- YOUR TASK -
Please transcribe the data below exactly. Leave the pictures out.

## start

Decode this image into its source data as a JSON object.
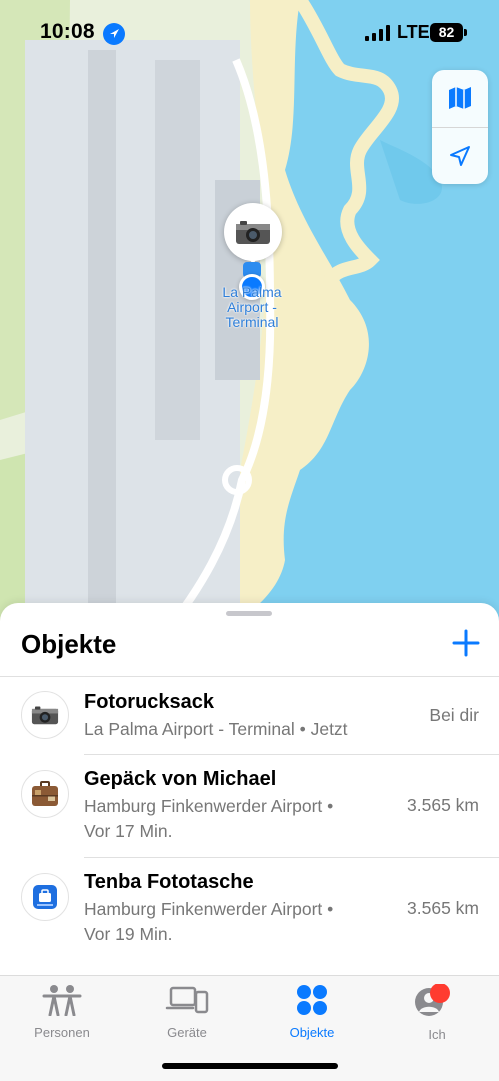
{
  "status_bar": {
    "time": "10:08",
    "network": "LTE",
    "battery": "82"
  },
  "map": {
    "poi_label": "La Palma Airport - Terminal",
    "controls": {
      "map_icon": "map-icon",
      "locate_icon": "location-arrow-icon"
    },
    "pin_icon": "camera-icon",
    "colors": {
      "water": "#7fd0f0",
      "land": "#e9f0dc",
      "sand": "#f6efc7",
      "runway": "#d6dbe0"
    }
  },
  "sheet": {
    "title": "Objekte",
    "add_icon": "plus-icon",
    "items": [
      {
        "name": "Fotorucksack",
        "line1": "La Palma Airport - Terminal • Jetzt",
        "line2": "",
        "distance": "Bei dir",
        "icon": "camera-icon"
      },
      {
        "name": "Gepäck von Michael",
        "line1": "Hamburg Finkenwerder Airport •",
        "line2": "Vor 17 Min.",
        "distance": "3.565 km",
        "icon": "suitcase-icon"
      },
      {
        "name": "Tenba Fototasche",
        "line1": "Hamburg Finkenwerder Airport •",
        "line2": "Vor 19 Min.",
        "distance": "3.565 km",
        "icon": "bag-icon"
      }
    ]
  },
  "tabbar": {
    "tabs": [
      {
        "label": "Personen",
        "icon": "people-icon"
      },
      {
        "label": "Geräte",
        "icon": "devices-icon"
      },
      {
        "label": "Objekte",
        "icon": "items-icon",
        "active": true
      },
      {
        "label": "Ich",
        "icon": "person-circle-icon",
        "badge": true
      }
    ],
    "accent": "#0a7aff",
    "badge_color": "#ff3b30"
  }
}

## end

- ANSWER FOR THE TASK -
Decode this image into its source data as a JSON object.
{
  "status_bar": {
    "time": "10:08",
    "network": "LTE",
    "battery": "82"
  },
  "map": {
    "poi_label": "La Palma Airport - Terminal",
    "controls": {
      "map_icon": "map-icon",
      "locate_icon": "location-arrow-icon"
    },
    "pin_icon": "camera-icon",
    "colors": {
      "water": "#7fd0f0",
      "land": "#e9f0dc",
      "sand": "#f6efc7",
      "runway": "#d6dbe0"
    }
  },
  "sheet": {
    "title": "Objekte",
    "add_icon": "plus-icon",
    "items": [
      {
        "name": "Fotorucksack",
        "line1": "La Palma Airport - Terminal • Jetzt",
        "line2": "",
        "distance": "Bei dir",
        "icon": "camera-icon"
      },
      {
        "name": "Gepäck von Michael",
        "line1": "Hamburg Finkenwerder Airport •",
        "line2": "Vor 17 Min.",
        "distance": "3.565 km",
        "icon": "suitcase-icon"
      },
      {
        "name": "Tenba Fototasche",
        "line1": "Hamburg Finkenwerder Airport •",
        "line2": "Vor 19 Min.",
        "distance": "3.565 km",
        "icon": "bag-icon"
      }
    ]
  },
  "tabbar": {
    "tabs": [
      {
        "label": "Personen",
        "icon": "people-icon"
      },
      {
        "label": "Geräte",
        "icon": "devices-icon"
      },
      {
        "label": "Objekte",
        "icon": "items-icon",
        "active": true
      },
      {
        "label": "Ich",
        "icon": "person-circle-icon",
        "badge": true
      }
    ],
    "accent": "#0a7aff",
    "badge_color": "#ff3b30"
  }
}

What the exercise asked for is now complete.